### Work to do:
Copy everything in the listing below word for word, apart from any images.

### Stored records:
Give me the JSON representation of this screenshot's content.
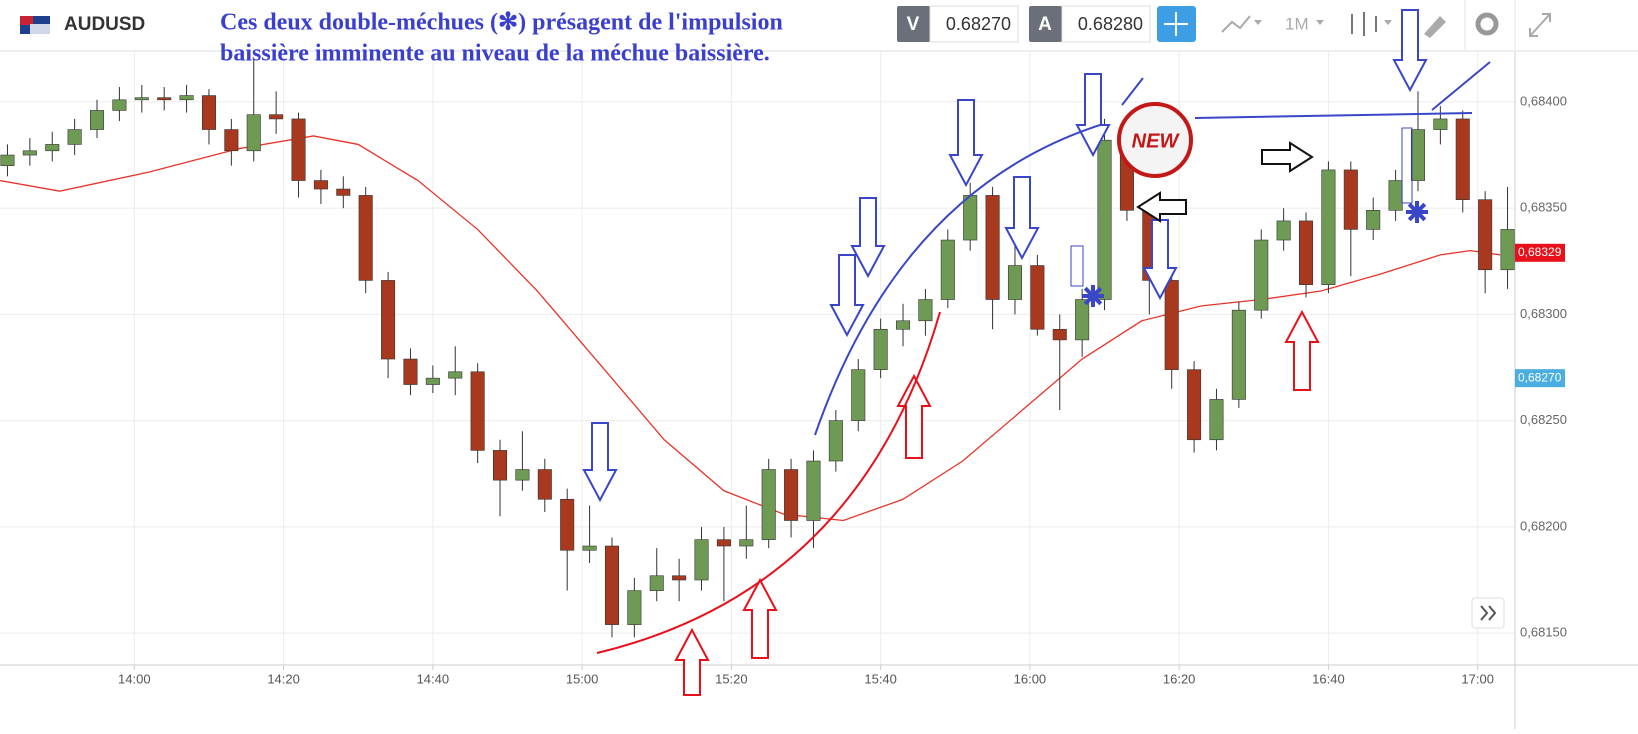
{
  "toolbar": {
    "symbol": "AUDUSD",
    "bid_label": "V",
    "bid": "0.68270",
    "ask_label": "A",
    "ask": "0.68280",
    "timeframe": "1M"
  },
  "annotation": {
    "line1": "Ces deux double-méchues (✻) présagent de l'impulsion",
    "line2": "baissière imminente au niveau de la méchue baissière.",
    "badge": "NEW"
  },
  "chart_data": {
    "type": "candlestick",
    "x": [
      823,
      826,
      829,
      832,
      835,
      838,
      841,
      844,
      847,
      850,
      853,
      856,
      859,
      862,
      865,
      868,
      871,
      874,
      877,
      880,
      883,
      886,
      889,
      892,
      895,
      898,
      901,
      904,
      907,
      910,
      913,
      916,
      919,
      922,
      925,
      928,
      931,
      934,
      937,
      940,
      943,
      946,
      949,
      952,
      955,
      958,
      961,
      964,
      967,
      970,
      973,
      976,
      979,
      982,
      985,
      988,
      991,
      994,
      997,
      1000,
      1003,
      1006,
      1009,
      1012,
      1015,
      1018,
      1021,
      1024
    ],
    "open": [
      0.6837,
      0.68375,
      0.68377,
      0.6838,
      0.68387,
      0.68396,
      0.68401,
      0.68402,
      0.68401,
      0.68403,
      0.68387,
      0.68377,
      0.68394,
      0.68392,
      0.68363,
      0.68359,
      0.68356,
      0.68316,
      0.68279,
      0.68267,
      0.6827,
      0.68273,
      0.68236,
      0.68222,
      0.68227,
      0.68213,
      0.68189,
      0.68191,
      0.68154,
      0.6817,
      0.68177,
      0.68175,
      0.68194,
      0.68191,
      0.68194,
      0.68227,
      0.68203,
      0.68231,
      0.6825,
      0.68274,
      0.68293,
      0.68297,
      0.68307,
      0.68335,
      0.68356,
      0.68307,
      0.68323,
      0.68293,
      0.68288,
      0.68307,
      0.68382,
      0.68349,
      0.68316,
      0.68274,
      0.68241,
      0.6826,
      0.68302,
      0.68335,
      0.68344,
      0.68314,
      0.68368,
      0.6834,
      0.68349,
      0.68363,
      0.68387,
      0.68392,
      0.68354,
      0.68321
    ],
    "high": [
      0.6838,
      0.68383,
      0.68386,
      0.68392,
      0.68401,
      0.68407,
      0.68408,
      0.68407,
      0.68408,
      0.68406,
      0.68392,
      0.6842,
      0.68405,
      0.68395,
      0.68368,
      0.68365,
      0.6836,
      0.6832,
      0.68284,
      0.68276,
      0.68285,
      0.68277,
      0.68241,
      0.68245,
      0.68232,
      0.68218,
      0.6821,
      0.68195,
      0.68176,
      0.6819,
      0.68185,
      0.682,
      0.682,
      0.6821,
      0.68232,
      0.68232,
      0.68236,
      0.68255,
      0.68279,
      0.68298,
      0.68305,
      0.68312,
      0.6834,
      0.68362,
      0.6836,
      0.68335,
      0.68328,
      0.683,
      0.68312,
      0.68392,
      0.68387,
      0.68353,
      0.6832,
      0.68278,
      0.68265,
      0.68306,
      0.6834,
      0.6835,
      0.68348,
      0.68372,
      0.68372,
      0.68355,
      0.68368,
      0.68405,
      0.68398,
      0.68396,
      0.68358,
      0.6836
    ],
    "low": [
      0.68365,
      0.6837,
      0.68372,
      0.68375,
      0.68383,
      0.68391,
      0.68395,
      0.68396,
      0.68395,
      0.6838,
      0.6837,
      0.68372,
      0.68385,
      0.68355,
      0.68352,
      0.6835,
      0.6831,
      0.6827,
      0.68262,
      0.68263,
      0.68262,
      0.6823,
      0.68205,
      0.68217,
      0.68207,
      0.6817,
      0.68183,
      0.68148,
      0.68148,
      0.68165,
      0.68165,
      0.6817,
      0.68165,
      0.68185,
      0.6819,
      0.68195,
      0.6819,
      0.68226,
      0.68245,
      0.6827,
      0.68285,
      0.6829,
      0.68303,
      0.6833,
      0.68293,
      0.683,
      0.6829,
      0.68255,
      0.6828,
      0.68302,
      0.68344,
      0.683,
      0.68265,
      0.68235,
      0.68236,
      0.68256,
      0.68298,
      0.6833,
      0.68308,
      0.6831,
      0.68318,
      0.68335,
      0.68344,
      0.68358,
      0.6838,
      0.68348,
      0.6831,
      0.68312
    ],
    "close": [
      0.68375,
      0.68377,
      0.6838,
      0.68387,
      0.68396,
      0.68401,
      0.68402,
      0.68401,
      0.68403,
      0.68387,
      0.68377,
      0.68394,
      0.68392,
      0.68363,
      0.68359,
      0.68356,
      0.68316,
      0.68279,
      0.68267,
      0.6827,
      0.68273,
      0.68236,
      0.68222,
      0.68227,
      0.68213,
      0.68189,
      0.68191,
      0.68154,
      0.6817,
      0.68177,
      0.68175,
      0.68194,
      0.68191,
      0.68194,
      0.68227,
      0.68203,
      0.68231,
      0.6825,
      0.68274,
      0.68293,
      0.68297,
      0.68307,
      0.68335,
      0.68356,
      0.68307,
      0.68323,
      0.68293,
      0.68288,
      0.68307,
      0.68382,
      0.68349,
      0.68316,
      0.68274,
      0.68241,
      0.6826,
      0.68302,
      0.68335,
      0.68344,
      0.68314,
      0.68368,
      0.6834,
      0.68349,
      0.68363,
      0.68387,
      0.68392,
      0.68354,
      0.68321,
      0.6834
    ],
    "up_color": "#6f9a54",
    "down_color": "#a8391f",
    "lines": [
      {
        "type": "line",
        "color": "#e8342a",
        "x": [
          822,
          830,
          842,
          854,
          864,
          870,
          878,
          886,
          894,
          903,
          911,
          919,
          927,
          935,
          943,
          951,
          959,
          967,
          975,
          983,
          991,
          999,
          1007,
          1015,
          1019,
          1023
        ],
        "values": [
          0.68363,
          0.68358,
          0.68367,
          0.68378,
          0.68384,
          0.6838,
          0.68363,
          0.6834,
          0.68311,
          0.68274,
          0.68241,
          0.68217,
          0.68206,
          0.68203,
          0.68213,
          0.68231,
          0.68255,
          0.68279,
          0.68297,
          0.68304,
          0.68307,
          0.68311,
          0.68319,
          0.68328,
          0.6833,
          0.68328
        ]
      }
    ],
    "xlim": [
      822,
      1025
    ],
    "ylim": [
      0.68135,
      0.684235
    ],
    "xticks": [
      {
        "value": 840,
        "label": "14:00"
      },
      {
        "value": 860,
        "label": "14:20"
      },
      {
        "value": 880,
        "label": "14:40"
      },
      {
        "value": 900,
        "label": "15:00"
      },
      {
        "value": 920,
        "label": "15:20"
      },
      {
        "value": 940,
        "label": "15:40"
      },
      {
        "value": 960,
        "label": "16:00"
      },
      {
        "value": 980,
        "label": "16:20"
      },
      {
        "value": 1000,
        "label": "16:40"
      },
      {
        "value": 1020,
        "label": "17:00"
      }
    ],
    "yticks": [
      {
        "value": 0.6815,
        "label": "0,68150"
      },
      {
        "value": 0.682,
        "label": "0,68200"
      },
      {
        "value": 0.6825,
        "label": "0,68250"
      },
      {
        "value": 0.683,
        "label": "0,68300"
      },
      {
        "value": 0.6835,
        "label": "0,68350"
      },
      {
        "value": 0.684,
        "label": "0,68400"
      }
    ],
    "price_tags": [
      {
        "value": 0.68329,
        "label": "0,68329",
        "color": "#e8101a"
      },
      {
        "value": 0.6827,
        "label": "0,68270",
        "color": "#4aaee0"
      }
    ],
    "grid": true
  }
}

### Correct response:
Give me the JSON representation of this screenshot's content.
{
  "toolbar": {
    "symbol": "AUDUSD",
    "bid_label": "V",
    "bid": "0.68270",
    "ask_label": "A",
    "ask": "0.68280",
    "timeframe": "1M"
  },
  "annotation": {
    "line1": "Ces deux double-méchues (✻) présagent de l'impulsion",
    "line2": "baissière imminente au niveau de la méchue baissière.",
    "badge": "NEW"
  },
  "chart_data": {
    "type": "candlestick",
    "x": [
      823,
      826,
      829,
      832,
      835,
      838,
      841,
      844,
      847,
      850,
      853,
      856,
      859,
      862,
      865,
      868,
      871,
      874,
      877,
      880,
      883,
      886,
      889,
      892,
      895,
      898,
      901,
      904,
      907,
      910,
      913,
      916,
      919,
      922,
      925,
      928,
      931,
      934,
      937,
      940,
      943,
      946,
      949,
      952,
      955,
      958,
      961,
      964,
      967,
      970,
      973,
      976,
      979,
      982,
      985,
      988,
      991,
      994,
      997,
      1000,
      1003,
      1006,
      1009,
      1012,
      1015,
      1018,
      1021,
      1024
    ],
    "open": [
      0.6837,
      0.68375,
      0.68377,
      0.6838,
      0.68387,
      0.68396,
      0.68401,
      0.68402,
      0.68401,
      0.68403,
      0.68387,
      0.68377,
      0.68394,
      0.68392,
      0.68363,
      0.68359,
      0.68356,
      0.68316,
      0.68279,
      0.68267,
      0.6827,
      0.68273,
      0.68236,
      0.68222,
      0.68227,
      0.68213,
      0.68189,
      0.68191,
      0.68154,
      0.6817,
      0.68177,
      0.68175,
      0.68194,
      0.68191,
      0.68194,
      0.68227,
      0.68203,
      0.68231,
      0.6825,
      0.68274,
      0.68293,
      0.68297,
      0.68307,
      0.68335,
      0.68356,
      0.68307,
      0.68323,
      0.68293,
      0.68288,
      0.68307,
      0.68382,
      0.68349,
      0.68316,
      0.68274,
      0.68241,
      0.6826,
      0.68302,
      0.68335,
      0.68344,
      0.68314,
      0.68368,
      0.6834,
      0.68349,
      0.68363,
      0.68387,
      0.68392,
      0.68354,
      0.68321
    ],
    "high": [
      0.6838,
      0.68383,
      0.68386,
      0.68392,
      0.68401,
      0.68407,
      0.68408,
      0.68407,
      0.68408,
      0.68406,
      0.68392,
      0.6842,
      0.68405,
      0.68395,
      0.68368,
      0.68365,
      0.6836,
      0.6832,
      0.68284,
      0.68276,
      0.68285,
      0.68277,
      0.68241,
      0.68245,
      0.68232,
      0.68218,
      0.6821,
      0.68195,
      0.68176,
      0.6819,
      0.68185,
      0.682,
      0.682,
      0.6821,
      0.68232,
      0.68232,
      0.68236,
      0.68255,
      0.68279,
      0.68298,
      0.68305,
      0.68312,
      0.6834,
      0.68362,
      0.6836,
      0.68335,
      0.68328,
      0.683,
      0.68312,
      0.68392,
      0.68387,
      0.68353,
      0.6832,
      0.68278,
      0.68265,
      0.68306,
      0.6834,
      0.6835,
      0.68348,
      0.68372,
      0.68372,
      0.68355,
      0.68368,
      0.68405,
      0.68398,
      0.68396,
      0.68358,
      0.6836
    ],
    "low": [
      0.68365,
      0.6837,
      0.68372,
      0.68375,
      0.68383,
      0.68391,
      0.68395,
      0.68396,
      0.68395,
      0.6838,
      0.6837,
      0.68372,
      0.68385,
      0.68355,
      0.68352,
      0.6835,
      0.6831,
      0.6827,
      0.68262,
      0.68263,
      0.68262,
      0.6823,
      0.68205,
      0.68217,
      0.68207,
      0.6817,
      0.68183,
      0.68148,
      0.68148,
      0.68165,
      0.68165,
      0.6817,
      0.68165,
      0.68185,
      0.6819,
      0.68195,
      0.6819,
      0.68226,
      0.68245,
      0.6827,
      0.68285,
      0.6829,
      0.68303,
      0.6833,
      0.68293,
      0.683,
      0.6829,
      0.68255,
      0.6828,
      0.68302,
      0.68344,
      0.683,
      0.68265,
      0.68235,
      0.68236,
      0.68256,
      0.68298,
      0.6833,
      0.68308,
      0.6831,
      0.68318,
      0.68335,
      0.68344,
      0.68358,
      0.6838,
      0.68348,
      0.6831,
      0.68312
    ],
    "close": [
      0.68375,
      0.68377,
      0.6838,
      0.68387,
      0.68396,
      0.68401,
      0.68402,
      0.68401,
      0.68403,
      0.68387,
      0.68377,
      0.68394,
      0.68392,
      0.68363,
      0.68359,
      0.68356,
      0.68316,
      0.68279,
      0.68267,
      0.6827,
      0.68273,
      0.68236,
      0.68222,
      0.68227,
      0.68213,
      0.68189,
      0.68191,
      0.68154,
      0.6817,
      0.68177,
      0.68175,
      0.68194,
      0.68191,
      0.68194,
      0.68227,
      0.68203,
      0.68231,
      0.6825,
      0.68274,
      0.68293,
      0.68297,
      0.68307,
      0.68335,
      0.68356,
      0.68307,
      0.68323,
      0.68293,
      0.68288,
      0.68307,
      0.68382,
      0.68349,
      0.68316,
      0.68274,
      0.68241,
      0.6826,
      0.68302,
      0.68335,
      0.68344,
      0.68314,
      0.68368,
      0.6834,
      0.68349,
      0.68363,
      0.68387,
      0.68392,
      0.68354,
      0.68321,
      0.6834
    ],
    "up_color": "#6f9a54",
    "down_color": "#a8391f",
    "lines": [
      {
        "type": "line",
        "color": "#e8342a",
        "x": [
          822,
          830,
          842,
          854,
          864,
          870,
          878,
          886,
          894,
          903,
          911,
          919,
          927,
          935,
          943,
          951,
          959,
          967,
          975,
          983,
          991,
          999,
          1007,
          1015,
          1019,
          1023
        ],
        "values": [
          0.68363,
          0.68358,
          0.68367,
          0.68378,
          0.68384,
          0.6838,
          0.68363,
          0.6834,
          0.68311,
          0.68274,
          0.68241,
          0.68217,
          0.68206,
          0.68203,
          0.68213,
          0.68231,
          0.68255,
          0.68279,
          0.68297,
          0.68304,
          0.68307,
          0.68311,
          0.68319,
          0.68328,
          0.6833,
          0.68328
        ]
      }
    ],
    "xlim": [
      822,
      1025
    ],
    "ylim": [
      0.68135,
      0.684235
    ],
    "xticks": [
      {
        "value": 840,
        "label": "14:00"
      },
      {
        "value": 860,
        "label": "14:20"
      },
      {
        "value": 880,
        "label": "14:40"
      },
      {
        "value": 900,
        "label": "15:00"
      },
      {
        "value": 920,
        "label": "15:20"
      },
      {
        "value": 940,
        "label": "15:40"
      },
      {
        "value": 960,
        "label": "16:00"
      },
      {
        "value": 980,
        "label": "16:20"
      },
      {
        "value": 1000,
        "label": "16:40"
      },
      {
        "value": 1020,
        "label": "17:00"
      }
    ],
    "yticks": [
      {
        "value": 0.6815,
        "label": "0,68150"
      },
      {
        "value": 0.682,
        "label": "0,68200"
      },
      {
        "value": 0.6825,
        "label": "0,68250"
      },
      {
        "value": 0.683,
        "label": "0,68300"
      },
      {
        "value": 0.6835,
        "label": "0,68350"
      },
      {
        "value": 0.684,
        "label": "0,68400"
      }
    ],
    "price_tags": [
      {
        "value": 0.68329,
        "label": "0,68329",
        "color": "#e8101a"
      },
      {
        "value": 0.6827,
        "label": "0,68270",
        "color": "#4aaee0"
      }
    ],
    "grid": true
  }
}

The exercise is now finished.